Pull out every line of the listing below where "OTDK" appears.

## Dataset records:
◇ ◇ ◇ ◇ ◇

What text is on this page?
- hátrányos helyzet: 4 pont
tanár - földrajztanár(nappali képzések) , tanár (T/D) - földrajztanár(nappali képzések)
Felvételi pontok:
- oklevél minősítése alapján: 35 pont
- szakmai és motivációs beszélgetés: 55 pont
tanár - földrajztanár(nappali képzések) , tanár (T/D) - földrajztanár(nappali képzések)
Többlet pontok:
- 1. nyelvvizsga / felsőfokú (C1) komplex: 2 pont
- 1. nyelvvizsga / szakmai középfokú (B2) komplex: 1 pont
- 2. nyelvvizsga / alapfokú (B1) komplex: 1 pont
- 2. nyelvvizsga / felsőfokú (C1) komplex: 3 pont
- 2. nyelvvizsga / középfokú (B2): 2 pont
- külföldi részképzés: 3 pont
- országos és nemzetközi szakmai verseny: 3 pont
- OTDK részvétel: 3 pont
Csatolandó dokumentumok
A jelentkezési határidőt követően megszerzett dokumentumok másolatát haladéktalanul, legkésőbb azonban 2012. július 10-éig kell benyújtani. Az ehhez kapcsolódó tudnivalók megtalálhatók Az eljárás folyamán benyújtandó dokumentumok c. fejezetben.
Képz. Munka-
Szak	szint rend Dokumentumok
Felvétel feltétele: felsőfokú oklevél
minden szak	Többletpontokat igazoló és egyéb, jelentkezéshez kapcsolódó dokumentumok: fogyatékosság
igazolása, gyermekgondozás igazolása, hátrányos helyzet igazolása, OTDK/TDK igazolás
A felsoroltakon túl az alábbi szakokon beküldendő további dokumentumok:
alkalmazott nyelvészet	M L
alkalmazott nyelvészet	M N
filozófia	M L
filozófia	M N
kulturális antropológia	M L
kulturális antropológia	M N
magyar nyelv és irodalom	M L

◇ ◇ ◇ ◇ ◇

## In response:
- OTDK részvétel: 3 pont
igazolása, gyermekgondozás igazolása, hátrányos helyzet igazolása, OTDK/TDK igazolás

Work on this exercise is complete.